====== EXTRACTED TEXT

It’s on our books like Outlander round-up if you are looking for more Scottish vibes.
The Queen’s Fortune by Allison Pataki
Thanks to Ballantine Books for my review copy. All opinions are my own. The Queen’s Fortune had everything I love in a historical fiction novel – royalty, drama, a touch of romance, a strong female protagonist, and action. This book starts out all action and it doesn’t let up! I devoured the story of Napoleon, his former lover, and the dynasty that he helped her create with her eventual husband, who happened to be his #1 frenemy. They didn’t know what frenemies we’re back then but Napoleon and Bernadotte were the OGs. 3.5 stars
In Sight of the Mountain by Jamie McGillen
Thanks to Jamie McGillian for my review copy. All opinions are my own. If you are a historical fiction reader who loves a bad-ass woman ahead of her time, then In Sight of the Mountain is for you. Set in 1889, Seattle dwelling Anna lives at the foot of Mt. Rainer and dreams of being the first female to reach the summit. As she struggles to balance her dreams of reaching the top of the mountain with the pressures of her gender, she finds her inner strength. The story deals with lots of other subjects including the Great Fire, prostitution, racism towards Indigenous people, and even a treasure hunt. 3 stars.

============
====== RECORDS SHOWN

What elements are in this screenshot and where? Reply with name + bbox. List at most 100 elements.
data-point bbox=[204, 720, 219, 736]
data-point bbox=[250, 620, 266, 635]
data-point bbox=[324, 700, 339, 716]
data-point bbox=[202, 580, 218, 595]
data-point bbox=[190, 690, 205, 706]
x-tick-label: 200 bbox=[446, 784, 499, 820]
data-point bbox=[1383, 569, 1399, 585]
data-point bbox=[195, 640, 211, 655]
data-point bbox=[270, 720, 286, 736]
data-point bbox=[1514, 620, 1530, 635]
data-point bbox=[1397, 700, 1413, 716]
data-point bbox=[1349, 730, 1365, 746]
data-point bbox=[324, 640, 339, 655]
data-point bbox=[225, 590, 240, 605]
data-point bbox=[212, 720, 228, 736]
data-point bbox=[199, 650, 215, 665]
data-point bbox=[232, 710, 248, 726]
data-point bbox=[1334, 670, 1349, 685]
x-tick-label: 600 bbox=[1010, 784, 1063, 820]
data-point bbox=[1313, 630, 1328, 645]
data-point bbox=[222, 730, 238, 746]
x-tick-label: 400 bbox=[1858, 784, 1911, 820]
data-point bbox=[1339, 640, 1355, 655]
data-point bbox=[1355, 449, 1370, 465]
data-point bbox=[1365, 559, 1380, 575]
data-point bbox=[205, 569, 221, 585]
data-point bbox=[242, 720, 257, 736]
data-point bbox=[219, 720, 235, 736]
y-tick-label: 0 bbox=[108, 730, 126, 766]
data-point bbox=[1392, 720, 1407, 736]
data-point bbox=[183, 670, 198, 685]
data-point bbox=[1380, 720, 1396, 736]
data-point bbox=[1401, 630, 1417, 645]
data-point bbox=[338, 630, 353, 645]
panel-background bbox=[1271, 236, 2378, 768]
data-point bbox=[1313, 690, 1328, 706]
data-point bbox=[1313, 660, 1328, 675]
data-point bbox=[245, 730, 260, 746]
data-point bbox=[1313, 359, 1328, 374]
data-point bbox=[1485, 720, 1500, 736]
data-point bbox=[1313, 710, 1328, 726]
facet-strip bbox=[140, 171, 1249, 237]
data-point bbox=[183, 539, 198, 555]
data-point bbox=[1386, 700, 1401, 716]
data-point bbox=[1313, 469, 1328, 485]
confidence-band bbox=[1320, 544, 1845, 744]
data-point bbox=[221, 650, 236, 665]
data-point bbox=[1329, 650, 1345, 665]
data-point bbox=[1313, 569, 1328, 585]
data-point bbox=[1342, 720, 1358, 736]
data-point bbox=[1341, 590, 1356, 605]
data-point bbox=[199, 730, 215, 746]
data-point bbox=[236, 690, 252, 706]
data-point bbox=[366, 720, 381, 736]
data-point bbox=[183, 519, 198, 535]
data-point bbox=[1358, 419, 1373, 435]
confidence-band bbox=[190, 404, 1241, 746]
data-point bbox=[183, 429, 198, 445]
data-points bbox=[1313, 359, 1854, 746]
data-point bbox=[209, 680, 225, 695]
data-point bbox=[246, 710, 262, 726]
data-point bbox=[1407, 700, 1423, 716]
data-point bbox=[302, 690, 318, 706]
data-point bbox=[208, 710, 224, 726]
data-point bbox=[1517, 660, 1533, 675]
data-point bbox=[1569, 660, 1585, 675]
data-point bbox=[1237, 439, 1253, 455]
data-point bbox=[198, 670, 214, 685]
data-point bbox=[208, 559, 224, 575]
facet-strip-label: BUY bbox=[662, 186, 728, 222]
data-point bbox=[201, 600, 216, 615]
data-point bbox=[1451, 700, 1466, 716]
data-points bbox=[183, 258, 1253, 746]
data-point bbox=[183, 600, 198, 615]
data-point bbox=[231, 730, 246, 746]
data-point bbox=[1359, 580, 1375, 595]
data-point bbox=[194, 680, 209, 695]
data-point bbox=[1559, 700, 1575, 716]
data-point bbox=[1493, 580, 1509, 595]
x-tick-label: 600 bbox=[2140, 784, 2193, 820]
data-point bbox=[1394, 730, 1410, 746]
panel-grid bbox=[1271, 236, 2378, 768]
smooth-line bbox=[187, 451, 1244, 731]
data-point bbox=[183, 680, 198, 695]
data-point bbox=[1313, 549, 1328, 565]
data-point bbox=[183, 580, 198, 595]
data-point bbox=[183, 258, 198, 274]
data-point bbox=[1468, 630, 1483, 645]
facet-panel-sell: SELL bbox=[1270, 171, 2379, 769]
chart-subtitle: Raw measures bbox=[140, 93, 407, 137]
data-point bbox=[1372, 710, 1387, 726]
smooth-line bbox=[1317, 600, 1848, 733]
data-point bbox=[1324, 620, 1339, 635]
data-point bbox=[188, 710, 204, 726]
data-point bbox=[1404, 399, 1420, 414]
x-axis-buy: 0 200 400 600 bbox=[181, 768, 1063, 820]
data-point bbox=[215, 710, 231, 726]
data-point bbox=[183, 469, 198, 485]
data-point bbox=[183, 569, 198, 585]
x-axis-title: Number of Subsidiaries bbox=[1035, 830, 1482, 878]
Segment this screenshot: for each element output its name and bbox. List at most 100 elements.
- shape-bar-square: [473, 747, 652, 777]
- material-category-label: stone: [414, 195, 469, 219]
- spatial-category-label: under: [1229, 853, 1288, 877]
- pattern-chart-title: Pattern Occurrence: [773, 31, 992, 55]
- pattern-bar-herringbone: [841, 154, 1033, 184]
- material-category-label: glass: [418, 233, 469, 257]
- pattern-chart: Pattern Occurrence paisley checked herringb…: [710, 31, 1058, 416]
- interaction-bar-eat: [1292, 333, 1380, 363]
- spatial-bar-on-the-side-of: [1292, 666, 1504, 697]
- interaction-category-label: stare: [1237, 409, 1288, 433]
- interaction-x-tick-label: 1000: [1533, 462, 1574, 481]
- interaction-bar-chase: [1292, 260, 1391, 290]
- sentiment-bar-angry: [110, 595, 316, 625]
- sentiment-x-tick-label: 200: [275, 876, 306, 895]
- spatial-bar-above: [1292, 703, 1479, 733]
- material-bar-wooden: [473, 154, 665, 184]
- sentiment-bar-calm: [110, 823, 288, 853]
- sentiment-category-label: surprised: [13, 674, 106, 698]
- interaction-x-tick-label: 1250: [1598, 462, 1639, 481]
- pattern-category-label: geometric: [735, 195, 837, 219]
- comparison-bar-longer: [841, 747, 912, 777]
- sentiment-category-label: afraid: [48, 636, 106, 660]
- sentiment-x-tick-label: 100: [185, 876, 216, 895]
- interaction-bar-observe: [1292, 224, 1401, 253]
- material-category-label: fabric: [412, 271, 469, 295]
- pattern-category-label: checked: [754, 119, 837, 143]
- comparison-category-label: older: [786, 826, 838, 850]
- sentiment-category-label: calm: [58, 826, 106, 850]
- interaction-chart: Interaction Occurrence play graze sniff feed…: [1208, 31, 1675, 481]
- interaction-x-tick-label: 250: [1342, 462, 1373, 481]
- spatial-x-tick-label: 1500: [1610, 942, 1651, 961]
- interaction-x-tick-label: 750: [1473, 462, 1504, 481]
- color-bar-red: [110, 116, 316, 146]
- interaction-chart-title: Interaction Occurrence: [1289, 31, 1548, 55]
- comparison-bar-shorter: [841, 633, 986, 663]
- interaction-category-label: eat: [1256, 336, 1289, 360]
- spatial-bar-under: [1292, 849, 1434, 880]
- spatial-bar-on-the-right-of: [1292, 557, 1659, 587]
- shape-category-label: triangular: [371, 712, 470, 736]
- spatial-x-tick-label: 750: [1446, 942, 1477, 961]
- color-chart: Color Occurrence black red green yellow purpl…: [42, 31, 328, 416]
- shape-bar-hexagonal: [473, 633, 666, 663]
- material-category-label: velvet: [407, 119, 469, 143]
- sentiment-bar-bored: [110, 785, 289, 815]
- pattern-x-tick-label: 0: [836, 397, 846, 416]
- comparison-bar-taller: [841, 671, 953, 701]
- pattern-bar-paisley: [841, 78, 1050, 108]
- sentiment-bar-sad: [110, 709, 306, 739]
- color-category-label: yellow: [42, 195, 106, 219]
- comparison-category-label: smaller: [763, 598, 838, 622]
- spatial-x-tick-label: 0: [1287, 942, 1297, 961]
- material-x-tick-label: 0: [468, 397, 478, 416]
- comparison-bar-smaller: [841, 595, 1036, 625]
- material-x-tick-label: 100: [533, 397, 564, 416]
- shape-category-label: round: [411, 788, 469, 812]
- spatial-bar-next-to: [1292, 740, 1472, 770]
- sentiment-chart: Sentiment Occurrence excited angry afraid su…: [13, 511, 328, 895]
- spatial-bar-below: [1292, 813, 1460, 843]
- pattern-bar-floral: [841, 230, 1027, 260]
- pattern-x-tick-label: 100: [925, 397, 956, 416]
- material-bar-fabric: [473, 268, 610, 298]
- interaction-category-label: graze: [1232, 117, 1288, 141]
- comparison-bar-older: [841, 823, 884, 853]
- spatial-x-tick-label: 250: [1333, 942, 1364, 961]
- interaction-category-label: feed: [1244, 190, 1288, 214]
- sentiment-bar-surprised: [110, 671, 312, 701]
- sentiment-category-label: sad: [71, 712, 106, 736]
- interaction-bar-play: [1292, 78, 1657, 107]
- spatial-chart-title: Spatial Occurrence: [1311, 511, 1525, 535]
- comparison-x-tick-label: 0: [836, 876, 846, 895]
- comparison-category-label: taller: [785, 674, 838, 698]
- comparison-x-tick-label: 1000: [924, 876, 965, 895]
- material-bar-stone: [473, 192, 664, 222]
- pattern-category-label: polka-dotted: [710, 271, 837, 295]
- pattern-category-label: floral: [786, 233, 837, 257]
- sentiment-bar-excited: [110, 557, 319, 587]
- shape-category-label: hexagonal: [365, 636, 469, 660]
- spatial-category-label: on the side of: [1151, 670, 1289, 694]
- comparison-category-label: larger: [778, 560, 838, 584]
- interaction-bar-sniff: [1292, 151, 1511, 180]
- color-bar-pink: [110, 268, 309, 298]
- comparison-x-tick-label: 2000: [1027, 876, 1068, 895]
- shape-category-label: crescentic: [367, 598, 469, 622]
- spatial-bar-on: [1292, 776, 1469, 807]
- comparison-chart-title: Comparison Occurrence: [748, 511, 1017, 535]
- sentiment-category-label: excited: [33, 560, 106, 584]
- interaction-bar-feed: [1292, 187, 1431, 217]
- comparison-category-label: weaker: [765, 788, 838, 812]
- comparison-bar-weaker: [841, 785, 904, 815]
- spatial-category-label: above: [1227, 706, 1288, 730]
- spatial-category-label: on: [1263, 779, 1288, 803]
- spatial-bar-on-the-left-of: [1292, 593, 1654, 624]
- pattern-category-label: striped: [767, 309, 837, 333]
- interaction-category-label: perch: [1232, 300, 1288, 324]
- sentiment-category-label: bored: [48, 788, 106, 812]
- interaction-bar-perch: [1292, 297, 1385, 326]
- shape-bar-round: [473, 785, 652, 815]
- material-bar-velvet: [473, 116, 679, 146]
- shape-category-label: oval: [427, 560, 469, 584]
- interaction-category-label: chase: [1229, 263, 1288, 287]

============

- WRITTEN EXERCISE A
Answer these questions from the book reviews, one per line:
(i) Which publisher supplied the review copy of The Queen's Fortune?
(ii) In what year is In Sight of the Mountain set?
(iii) How many stars does The Queen's Fortune receive?
- WRITTEN EXERCISE B
From the book reviews, list every thing the reviewer says The Queen's Fortune had that they love in a historical fiction novel.
- WRITTEN EXERCISE C
Write the next part of the book reviews, picking up after the final sentence.
The entries have no connection to the book reviews.

- TASK RESPONSE A
(i) Ballantine Books
(ii) 1889
(iii) 3.5 stars

- TASK RESPONSE B
- royalty
- drama
- a touch of romance
- a strong female protagonist
- action

- TASK RESPONSE C
Head Over Heels by Hannah Orenstein
Thanks to Atria for my review copy. All opinions are my own. A problematic book for me from one of my favorite romance writers. I gave a full review with a few spoilers on Instagram, but ultimately this book was a fail for me. 2 stars.
The Spa at Lavender Lane by Phyllis Melhado
Thanks to Phyllis Melhado for my review copy. All opinions are my own. Do you need a beach read? Then The Spa at Lavender Lane is for you. At the exclusive Lavender Lane Spa, a group of women come to rest, rejuvenate, or reinvent themselves under the guidance of the renowned spa owner.I thought this charming story was the perfect one-sitting read. I was engrossed from the first chapter as I feel in love with the flawed characters….well most of them… The antics these ladies get into, and the struggles they overcome had me thoroughly entertained. I’d love to revisit the spa again, but for now, I’m gonna get this dry hair of mine a hot argan oil treatment. Apparently that’s all I need to give it new life! 3.5 stars.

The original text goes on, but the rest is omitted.